--- Records for this exercise ---
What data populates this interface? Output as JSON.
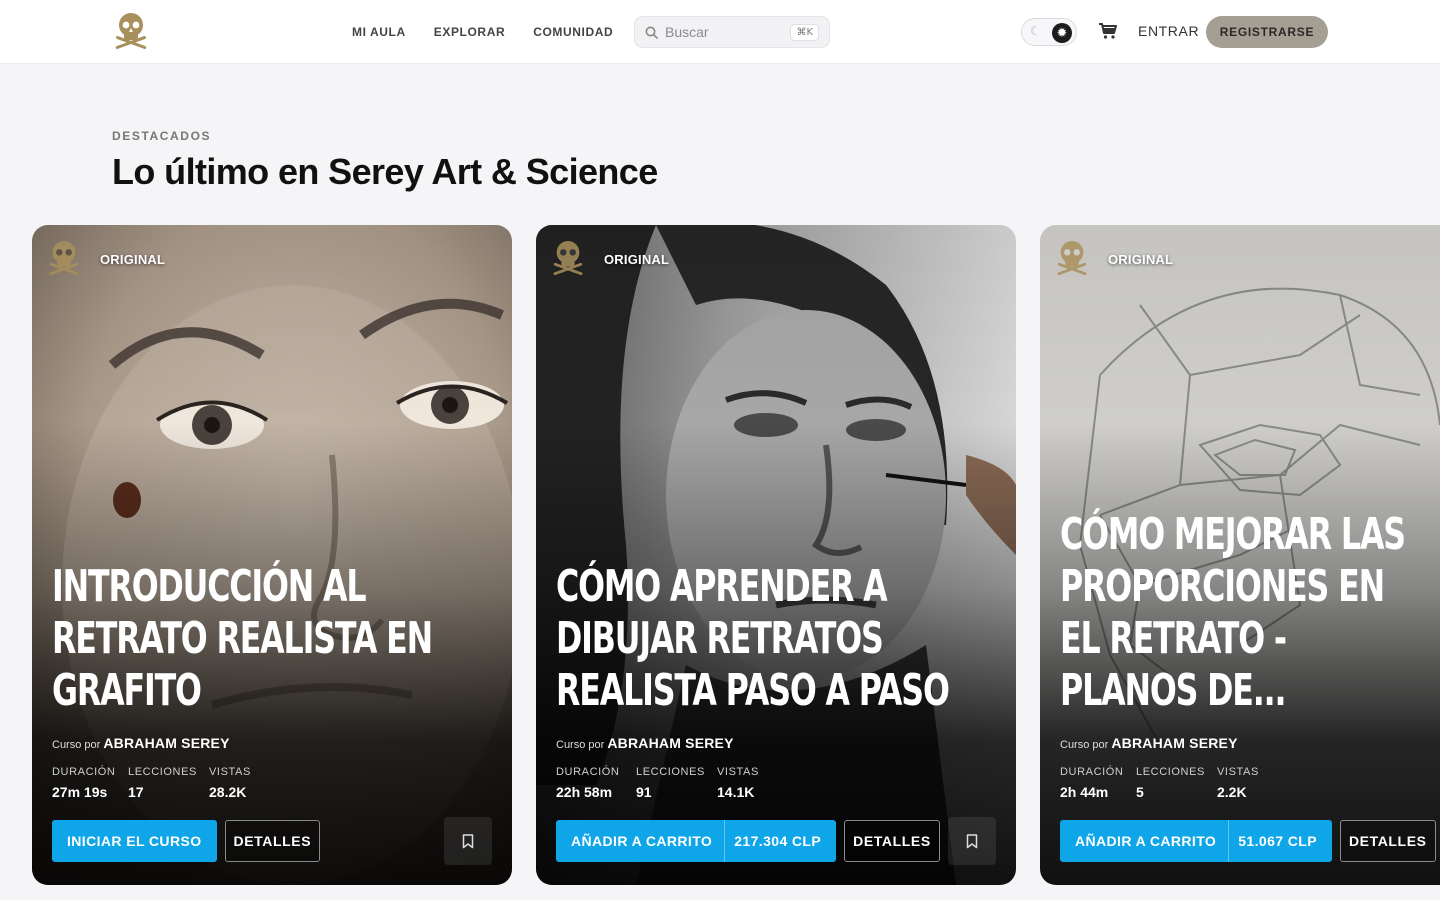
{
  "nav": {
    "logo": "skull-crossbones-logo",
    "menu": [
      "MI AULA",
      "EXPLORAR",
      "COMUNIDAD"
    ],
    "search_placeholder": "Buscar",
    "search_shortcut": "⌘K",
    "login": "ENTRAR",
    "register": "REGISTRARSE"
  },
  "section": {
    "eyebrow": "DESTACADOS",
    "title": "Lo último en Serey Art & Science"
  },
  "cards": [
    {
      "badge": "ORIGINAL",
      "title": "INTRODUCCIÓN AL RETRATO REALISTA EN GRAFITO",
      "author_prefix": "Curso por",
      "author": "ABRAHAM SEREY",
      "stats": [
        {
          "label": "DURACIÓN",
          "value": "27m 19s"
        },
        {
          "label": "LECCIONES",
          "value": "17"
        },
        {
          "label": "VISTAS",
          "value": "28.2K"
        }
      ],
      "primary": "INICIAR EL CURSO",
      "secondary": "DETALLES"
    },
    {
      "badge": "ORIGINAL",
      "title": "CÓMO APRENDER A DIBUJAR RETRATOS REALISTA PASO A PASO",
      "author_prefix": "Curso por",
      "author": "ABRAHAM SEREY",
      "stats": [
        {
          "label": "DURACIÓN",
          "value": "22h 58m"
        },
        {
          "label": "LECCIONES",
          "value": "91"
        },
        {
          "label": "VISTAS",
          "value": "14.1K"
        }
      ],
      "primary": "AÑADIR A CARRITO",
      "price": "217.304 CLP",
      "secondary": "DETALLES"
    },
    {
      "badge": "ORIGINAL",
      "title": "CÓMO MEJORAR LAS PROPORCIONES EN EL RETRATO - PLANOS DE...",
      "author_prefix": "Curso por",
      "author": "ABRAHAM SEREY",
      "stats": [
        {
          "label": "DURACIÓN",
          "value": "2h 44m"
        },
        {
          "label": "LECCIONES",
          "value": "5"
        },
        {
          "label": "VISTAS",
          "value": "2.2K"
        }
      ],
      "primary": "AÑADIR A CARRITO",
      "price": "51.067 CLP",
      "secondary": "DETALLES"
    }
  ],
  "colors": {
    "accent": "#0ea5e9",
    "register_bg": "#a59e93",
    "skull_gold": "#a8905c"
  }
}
---
Exercise objective. Please transcribe the material above exactly as written. Leave the pictures out.

Output for this exercise.
What data populates this interface? Output as JSON.
{
  "nav": {
    "logo": "skull-crossbones-logo",
    "menu": [
      "MI AULA",
      "EXPLORAR",
      "COMUNIDAD"
    ],
    "search_placeholder": "Buscar",
    "search_shortcut": "⌘K",
    "login": "ENTRAR",
    "register": "REGISTRARSE"
  },
  "section": {
    "eyebrow": "DESTACADOS",
    "title": "Lo último en Serey Art & Science"
  },
  "cards": [
    {
      "badge": "ORIGINAL",
      "title": "INTRODUCCIÓN AL RETRATO REALISTA EN GRAFITO",
      "author_prefix": "Curso por",
      "author": "ABRAHAM SEREY",
      "stats": [
        {
          "label": "DURACIÓN",
          "value": "27m 19s"
        },
        {
          "label": "LECCIONES",
          "value": "17"
        },
        {
          "label": "VISTAS",
          "value": "28.2K"
        }
      ],
      "primary": "INICIAR EL CURSO",
      "secondary": "DETALLES"
    },
    {
      "badge": "ORIGINAL",
      "title": "CÓMO APRENDER A DIBUJAR RETRATOS REALISTA PASO A PASO",
      "author_prefix": "Curso por",
      "author": "ABRAHAM SEREY",
      "stats": [
        {
          "label": "DURACIÓN",
          "value": "22h 58m"
        },
        {
          "label": "LECCIONES",
          "value": "91"
        },
        {
          "label": "VISTAS",
          "value": "14.1K"
        }
      ],
      "primary": "AÑADIR A CARRITO",
      "price": "217.304 CLP",
      "secondary": "DETALLES"
    },
    {
      "badge": "ORIGINAL",
      "title": "CÓMO MEJORAR LAS PROPORCIONES EN EL RETRATO - PLANOS DE...",
      "author_prefix": "Curso por",
      "author": "ABRAHAM SEREY",
      "stats": [
        {
          "label": "DURACIÓN",
          "value": "2h 44m"
        },
        {
          "label": "LECCIONES",
          "value": "5"
        },
        {
          "label": "VISTAS",
          "value": "2.2K"
        }
      ],
      "primary": "AÑADIR A CARRITO",
      "price": "51.067 CLP",
      "secondary": "DETALLES"
    }
  ],
  "colors": {
    "accent": "#0ea5e9",
    "register_bg": "#a59e93",
    "skull_gold": "#a8905c"
  }
}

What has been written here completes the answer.